(Stored records)
— Start —
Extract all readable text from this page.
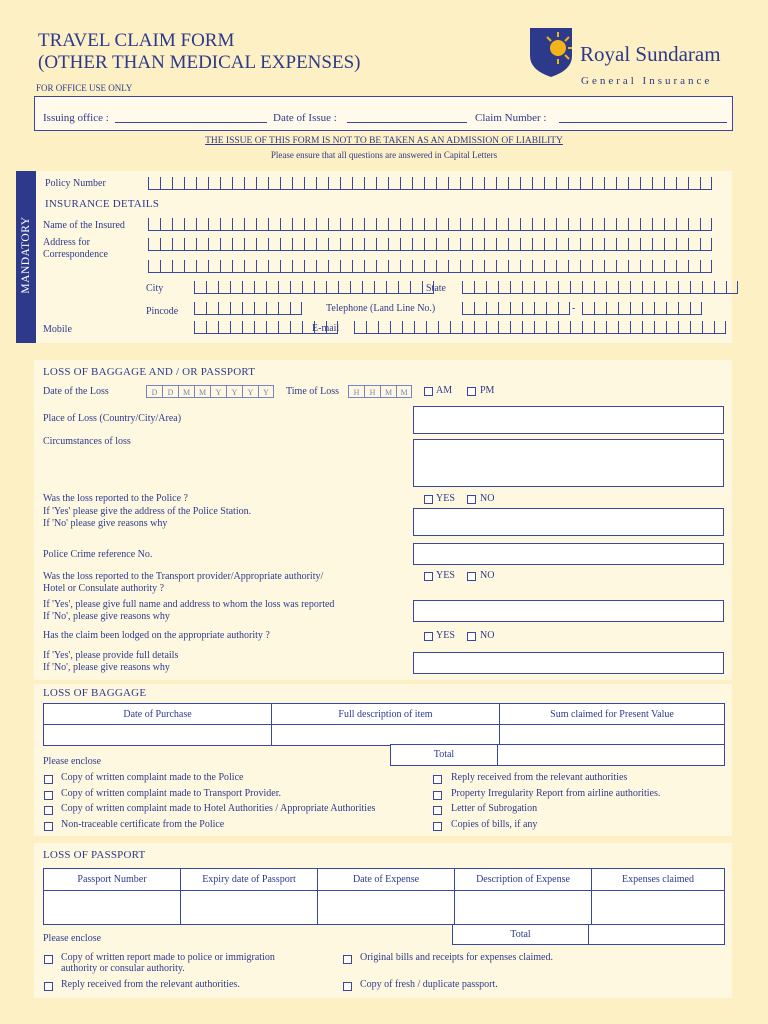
TRAVEL CLAIM FORM
(OTHER THAN MEDICAL EXPENSES)	Royal Sundaram
General Insurance
FOR OFFICE USE ONLY
Issuing office :	Date of Issue :	Claim Number :
THE ISSUE OF THIS FORM IS NOT TO BE TAKEN AS AN ADMISSION OF LIABILITY
Please ensure that all questions are answered in Capital Letters
MANDATORY
Policy Number
INSURANCE DETAILS
Name of the Insured
Address for
Correspondence
City	State
Pincode	Telephone (Land Line No.)	-
Mobile	E-mail
LOSS OF BAGGAGE AND / OR PASSPORT
Date of the Loss	D	D	M	M	Y	Y	Y	Y	Time of Loss	H	H	M	M	AM	PM
Place of Loss (Country/City/Area)
Circumstances of loss
Was the loss reported to the Police ?
If 'Yes' please give the address of the Police Station.
If 'No' please give reasons why
YES	NO
Police Crime reference No.
Was the loss reported to the Transport provider/Appropriate authority/
Hotel or Consulate authority ?
YES	NO
If 'Yes', please give full name and address to whom the loss was reported
If 'No', please give reasons why
Has the claim been lodged on the appropriate authority ?	YES	NO
If 'Yes', please provide full details
If 'No', please give reasons why
LOSS OF BAGGAGE
Date of Purchase	Full description of item	Sum claimed for Present Value

Total
Please enclose
Copy of written complaint made to the Police
Copy of written complaint made to Transport Provider.
Copy of written complaint made to Hotel Authorities / Appropriate Authorities
Non-traceable certificate from the Police
Reply received from the relevant authorities
Property Irregularity Report from airline authorities.
Letter of Subrogation
Copies of bills, if any
LOSS OF PASSPORT
Passport Number	Expiry date of Passport	Date of Expense	Description of Expense	Expenses claimed

Total
Please enclose
Copy of written report made to police or immigration
authority or consular authority.
Reply received from the relevant authorities.
Original bills and receipts for expenses claimed.
Copy of fresh / duplicate passport.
— End —
(What needs to be done): Where a line of the data holds "FORM", show that line.

(Reply to the task):
TRAVEL CLAIM FORM
THE ISSUE OF THIS FORM IS NOT TO BE TAKEN AS AN ADMISSION OF LIABILITY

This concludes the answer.